• TO BE DONE
Where the string "screenshot" occurs in the material below, report the whole line.

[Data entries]
┌────────
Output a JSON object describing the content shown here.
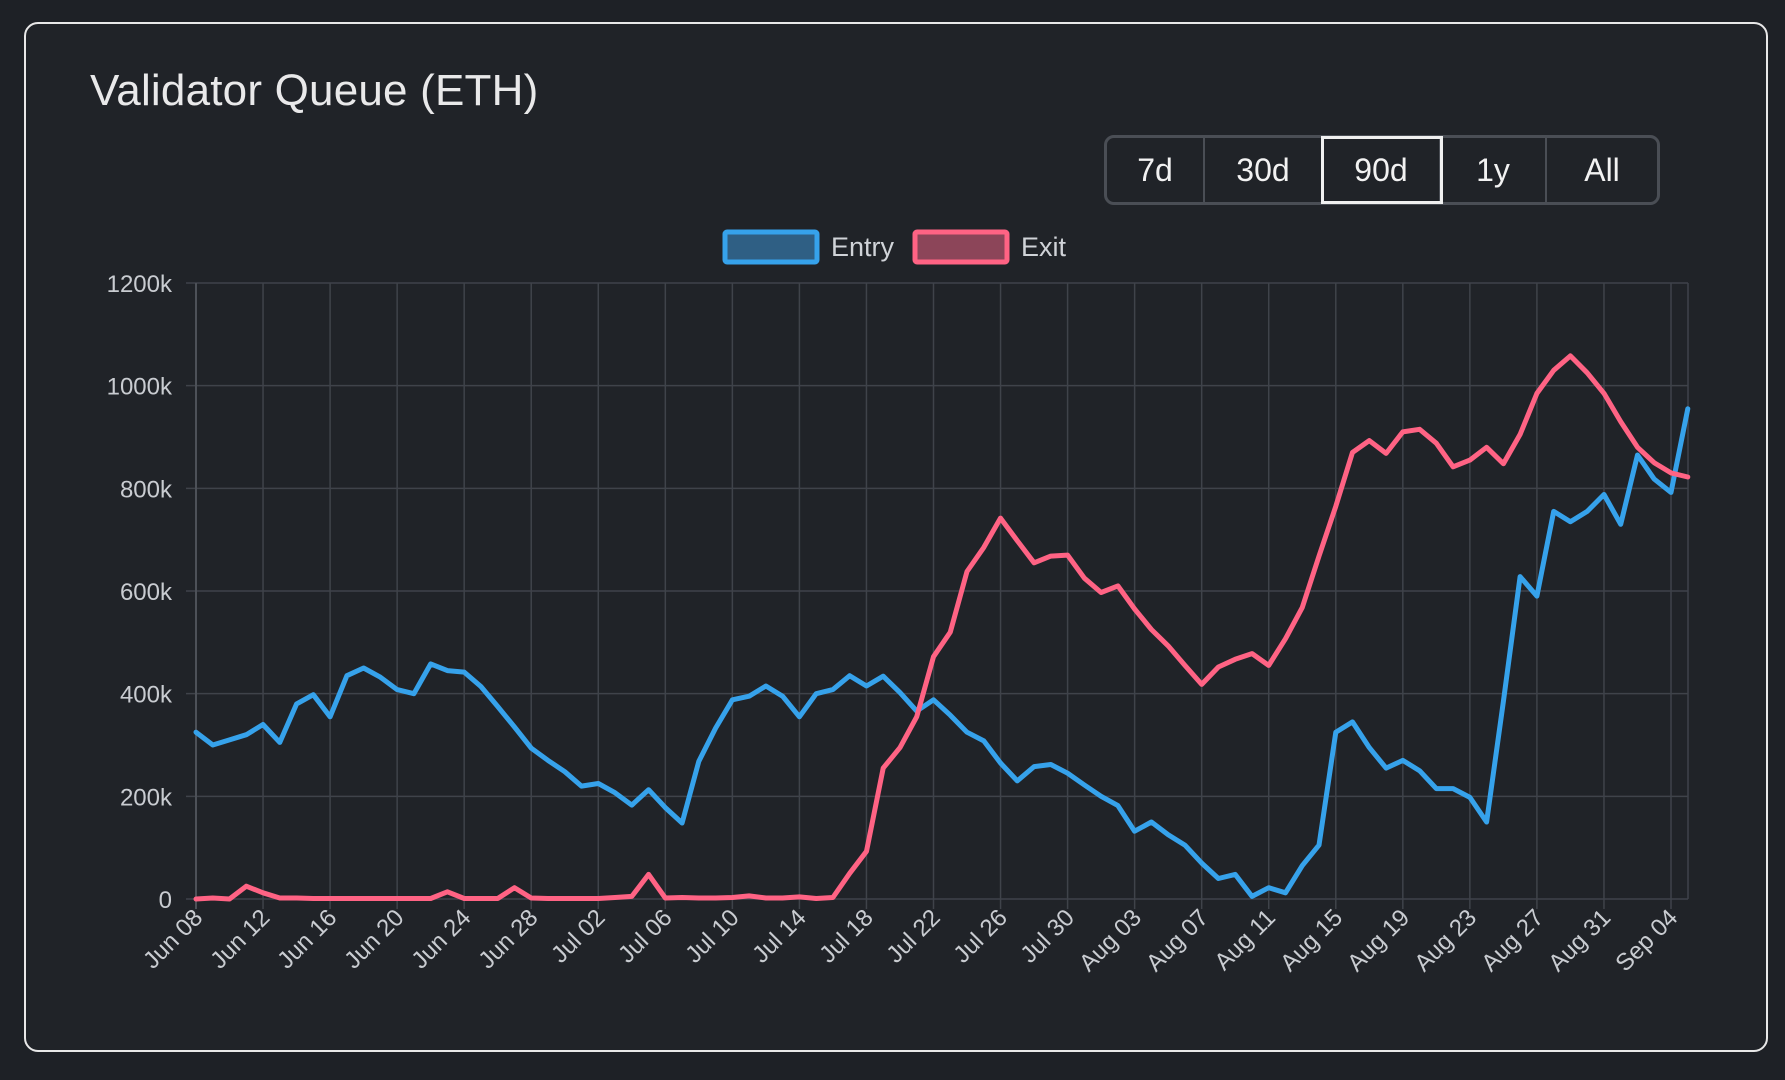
{
  "title": "Validator Queue (ETH)",
  "range_buttons": [
    {
      "label": "7d",
      "active": false
    },
    {
      "label": "30d",
      "active": false
    },
    {
      "label": "90d",
      "active": true
    },
    {
      "label": "1y",
      "active": false
    },
    {
      "label": "All",
      "active": false
    }
  ],
  "chart_data": {
    "type": "line",
    "title": "Validator Queue (ETH)",
    "x_tick_labels": [
      "Jun 08",
      "Jun 12",
      "Jun 16",
      "Jun 20",
      "Jun 24",
      "Jun 28",
      "Jul 02",
      "Jul 06",
      "Jul 10",
      "Jul 14",
      "Jul 18",
      "Jul 22",
      "Jul 26",
      "Jul 30",
      "Aug 03",
      "Aug 07",
      "Aug 11",
      "Aug 15",
      "Aug 19",
      "Aug 23",
      "Aug 27",
      "Aug 31",
      "Sep 04"
    ],
    "y_tick_labels": [
      "0",
      "200k",
      "400k",
      "600k",
      "800k",
      "1000k",
      "1200k"
    ],
    "ylim": [
      0,
      1200000
    ],
    "x_range_days": [
      0,
      89
    ],
    "x_start_label": "Jun 08",
    "grid": true,
    "legend_position": "top-center",
    "series": [
      {
        "name": "Entry",
        "color": "#36a2eb",
        "fill": "#2f5f84",
        "values": [
          325000,
          300000,
          310000,
          320000,
          340000,
          305000,
          380000,
          398000,
          355000,
          435000,
          450000,
          432000,
          408000,
          400000,
          458000,
          445000,
          442000,
          414000,
          375000,
          335000,
          294000,
          270000,
          248000,
          220000,
          225000,
          207000,
          183000,
          213000,
          178000,
          148000,
          268000,
          333000,
          388000,
          395000,
          415000,
          395000,
          355000,
          400000,
          408000,
          435000,
          415000,
          434000,
          402000,
          366000,
          388000,
          358000,
          325000,
          308000,
          265000,
          230000,
          258000,
          262000,
          245000,
          222000,
          200000,
          182000,
          132000,
          150000,
          125000,
          105000,
          70000,
          40000,
          48000,
          5000,
          22000,
          12000,
          65000,
          105000,
          325000,
          345000,
          295000,
          255000,
          270000,
          250000,
          215000,
          215000,
          198000,
          150000,
          385000,
          628000,
          590000,
          755000,
          735000,
          755000,
          788000,
          730000,
          865000,
          818000,
          792000,
          955000
        ]
      },
      {
        "name": "Exit",
        "color": "#ff6384",
        "fill": "#8c4559",
        "values": [
          0,
          2000,
          0,
          25000,
          12000,
          2000,
          2000,
          1000,
          1000,
          1000,
          1000,
          1000,
          1000,
          1000,
          1000,
          14000,
          1000,
          1000,
          1000,
          22000,
          2000,
          1000,
          1000,
          1000,
          1000,
          3000,
          5000,
          48000,
          2000,
          3000,
          2000,
          2000,
          3000,
          6000,
          2000,
          2000,
          4000,
          1000,
          3000,
          50000,
          93000,
          255000,
          295000,
          355000,
          472000,
          520000,
          638000,
          685000,
          742000,
          698000,
          655000,
          668000,
          670000,
          625000,
          597000,
          610000,
          565000,
          525000,
          493000,
          455000,
          418000,
          452000,
          467000,
          478000,
          455000,
          507000,
          568000,
          668000,
          765000,
          870000,
          893000,
          868000,
          910000,
          915000,
          888000,
          842000,
          855000,
          880000,
          848000,
          905000,
          985000,
          1030000,
          1058000,
          1025000,
          985000,
          930000,
          880000,
          850000,
          830000,
          822000
        ]
      }
    ]
  }
}
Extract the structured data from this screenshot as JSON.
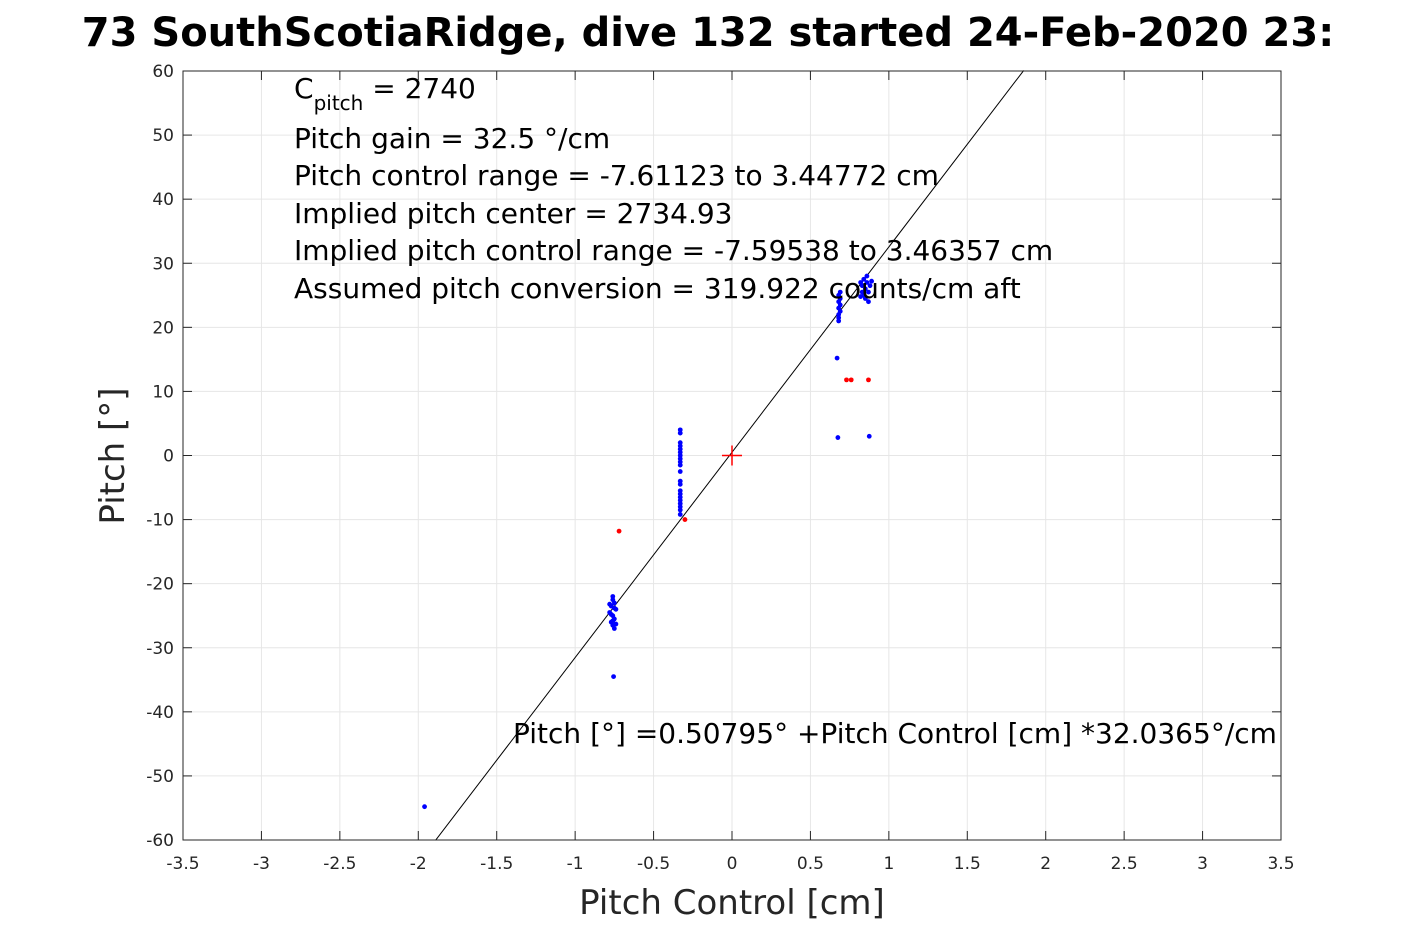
{
  "chart_data": {
    "type": "scatter",
    "title": "73 SouthScotiaRidge, dive 132 started 24-Feb-2020 23:",
    "xlabel": "Pitch Control [cm]",
    "ylabel": "Pitch [°]",
    "xlim": [
      -3.5,
      3.5
    ],
    "ylim": [
      -60,
      60
    ],
    "xticks": [
      -3.5,
      -3,
      -2.5,
      -2,
      -1.5,
      -1,
      -0.5,
      0,
      0.5,
      1,
      1.5,
      2,
      2.5,
      3,
      3.5
    ],
    "yticks": [
      -60,
      -50,
      -40,
      -30,
      -20,
      -10,
      0,
      10,
      20,
      30,
      40,
      50,
      60
    ],
    "xtick_labels": [
      "-3.5",
      "-3",
      "-2.5",
      "-2",
      "-1.5",
      "-1",
      "-0.5",
      "0",
      "0.5",
      "1",
      "1.5",
      "2",
      "2.5",
      "3",
      "3.5"
    ],
    "ytick_labels": [
      "-60",
      "-50",
      "-40",
      "-30",
      "-20",
      "-10",
      "0",
      "10",
      "20",
      "30",
      "40",
      "50",
      "60"
    ],
    "grid": true,
    "legend": "none",
    "colors": {
      "good_points": "#0000ff",
      "rejected_points": "#ff0000",
      "fit_line": "#000000",
      "center_marker": "#ff0000",
      "grid": "#e6e6e6",
      "axes": "#262626"
    },
    "fit_line": {
      "intercept": 0.50795,
      "slope": 32.0365,
      "x_range": [
        -1.89,
        1.86
      ]
    },
    "center_marker": {
      "x": 0,
      "y": 0
    },
    "series": [
      {
        "values": [
          [
            -0.76,
            -22.5
          ],
          [
            -0.75,
            -23.0
          ],
          [
            -0.77,
            -23.5
          ],
          [
            -0.74,
            -24.0
          ],
          [
            -0.78,
            -24.5
          ],
          [
            -0.76,
            -25.0
          ],
          [
            -0.75,
            -25.5
          ],
          [
            -0.77,
            -26.0
          ],
          [
            -0.76,
            -26.5
          ],
          [
            -0.75,
            -27.0
          ],
          [
            -0.76,
            -22.0
          ],
          [
            -0.77,
            -24.8
          ],
          [
            -0.75,
            -23.8
          ],
          [
            -0.76,
            -25.8
          ],
          [
            -0.74,
            -26.3
          ],
          [
            -0.78,
            -23.2
          ],
          [
            -0.755,
            -34.5
          ],
          [
            -0.33,
            4.0
          ],
          [
            -0.33,
            3.5
          ],
          [
            -0.33,
            2.0
          ],
          [
            -0.33,
            1.5
          ],
          [
            -0.33,
            1.0
          ],
          [
            -0.33,
            0.5
          ],
          [
            -0.33,
            0.0
          ],
          [
            -0.33,
            -0.5
          ],
          [
            -0.33,
            -1.0
          ],
          [
            -0.33,
            -1.5
          ],
          [
            -0.33,
            -2.5
          ],
          [
            -0.33,
            -4.0
          ],
          [
            -0.33,
            -4.5
          ],
          [
            -0.33,
            -5.5
          ],
          [
            -0.33,
            -6.0
          ],
          [
            -0.33,
            -6.5
          ],
          [
            -0.33,
            -7.0
          ],
          [
            -0.33,
            -7.5
          ],
          [
            -0.33,
            -8.0
          ],
          [
            -0.33,
            -8.5
          ],
          [
            -0.33,
            -9.2
          ],
          [
            0.68,
            21.5
          ],
          [
            0.68,
            22.0
          ],
          [
            0.69,
            22.5
          ],
          [
            0.68,
            23.0
          ],
          [
            0.69,
            23.5
          ],
          [
            0.68,
            24.0
          ],
          [
            0.69,
            24.5
          ],
          [
            0.68,
            25.0
          ],
          [
            0.69,
            25.5
          ],
          [
            0.68,
            21.0
          ],
          [
            0.67,
            15.2
          ],
          [
            0.675,
            2.8
          ],
          [
            0.82,
            27.0
          ],
          [
            0.83,
            26.5
          ],
          [
            0.84,
            27.5
          ],
          [
            0.85,
            26.0
          ],
          [
            0.86,
            27.0
          ],
          [
            0.87,
            25.5
          ],
          [
            0.88,
            26.5
          ],
          [
            0.84,
            25.0
          ],
          [
            0.85,
            24.5
          ],
          [
            0.83,
            25.5
          ],
          [
            0.86,
            28.0
          ],
          [
            0.89,
            27.2
          ],
          [
            0.82,
            24.8
          ],
          [
            0.87,
            24.0
          ],
          [
            0.875,
            3.0
          ],
          [
            -1.96,
            -54.8
          ]
        ]
      },
      {
        "values": [
          [
            -0.72,
            -11.8
          ],
          [
            -0.3,
            -10.0
          ],
          [
            0.73,
            11.8
          ],
          [
            0.76,
            11.8
          ],
          [
            0.87,
            11.8
          ]
        ]
      }
    ],
    "annotations": {
      "cpitch_main": "C",
      "cpitch_sub": "pitch",
      "cpitch_value": " = 2740",
      "pitch_gain": "Pitch gain = 32.5 °/cm",
      "control_range": "Pitch control range = -7.61123 to 3.44772 cm",
      "implied_center": "Implied pitch center = 2734.93",
      "implied_range": "Implied pitch control range = -7.59538 to 3.46357 cm",
      "conversion": "Assumed pitch conversion = 319.922 counts/cm aft",
      "fit_equation": "Pitch [°] =0.50795° +Pitch Control [cm] *32.0365°/cm"
    }
  }
}
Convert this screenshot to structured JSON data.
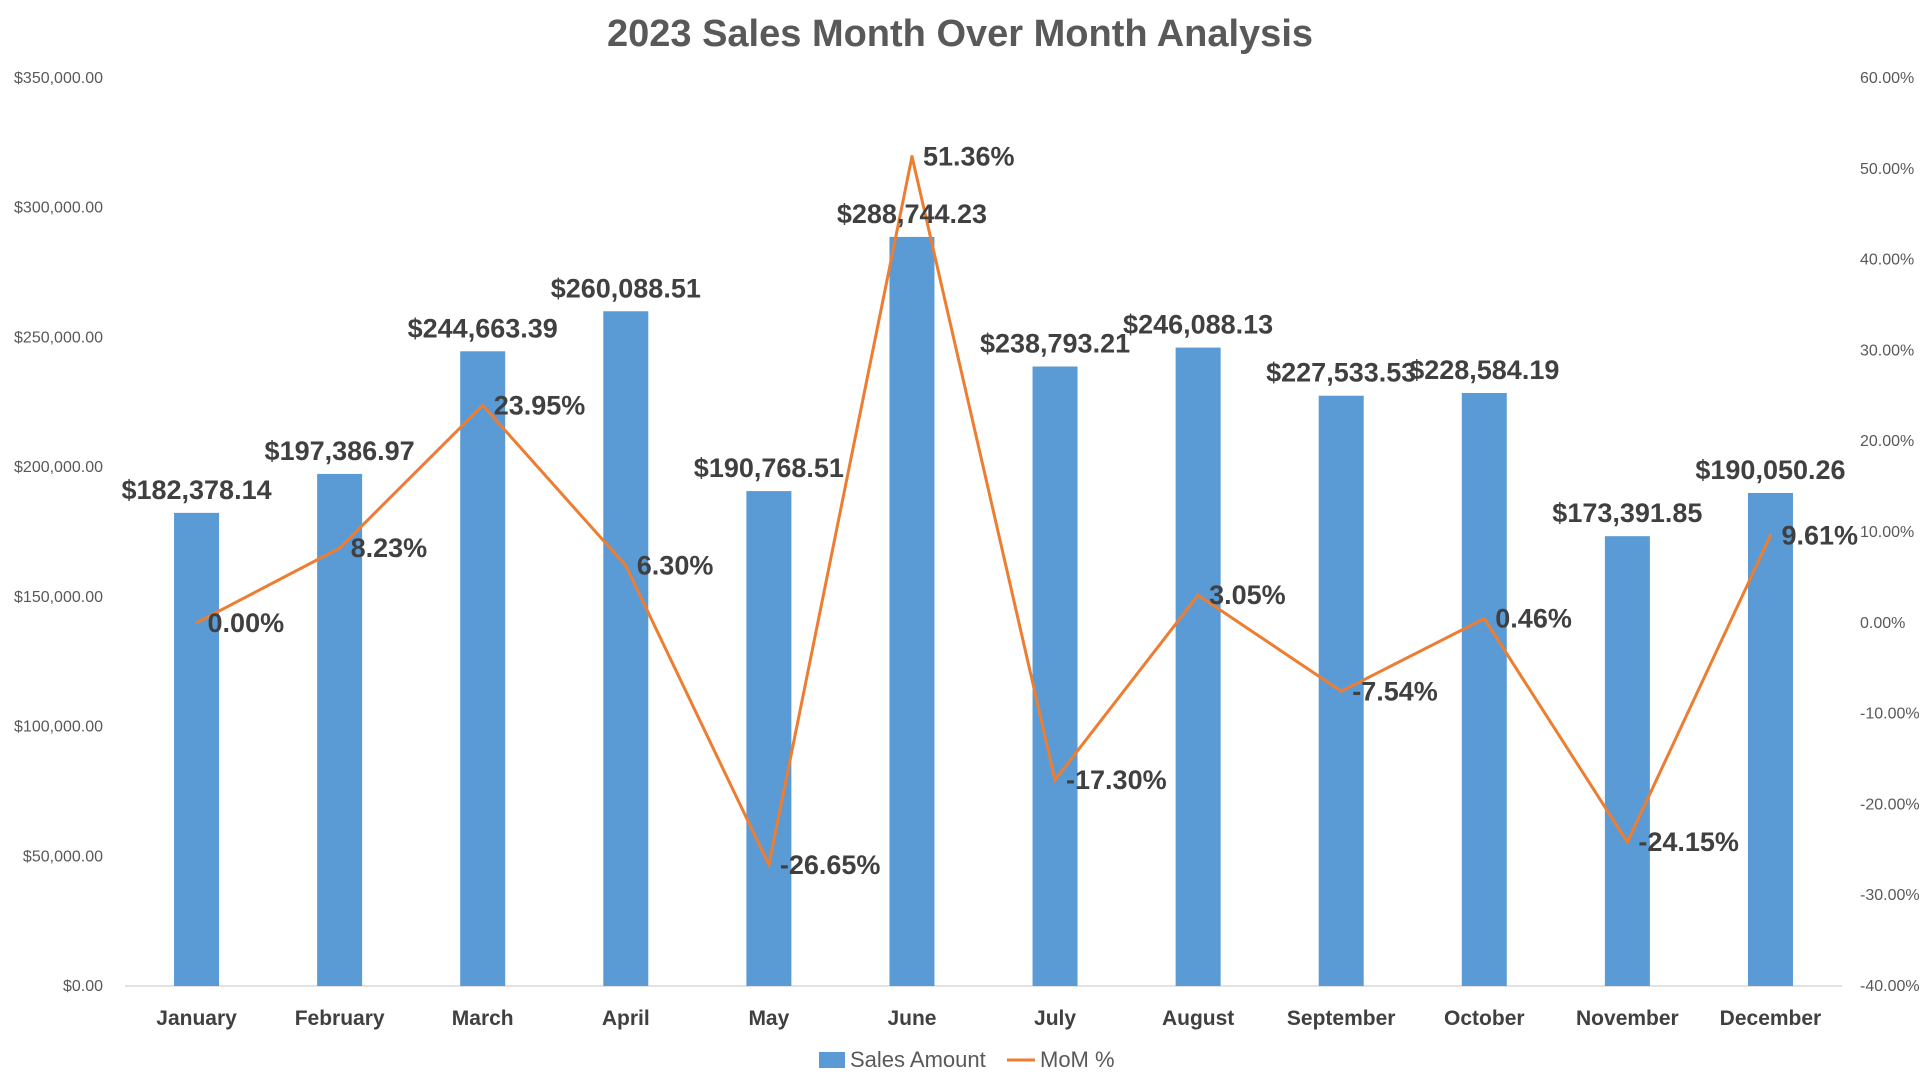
└────────
• EXERCISE OUTPUT
Extract the structured data from this screenshot as JSON.
Convert this screenshot to structured JSON data.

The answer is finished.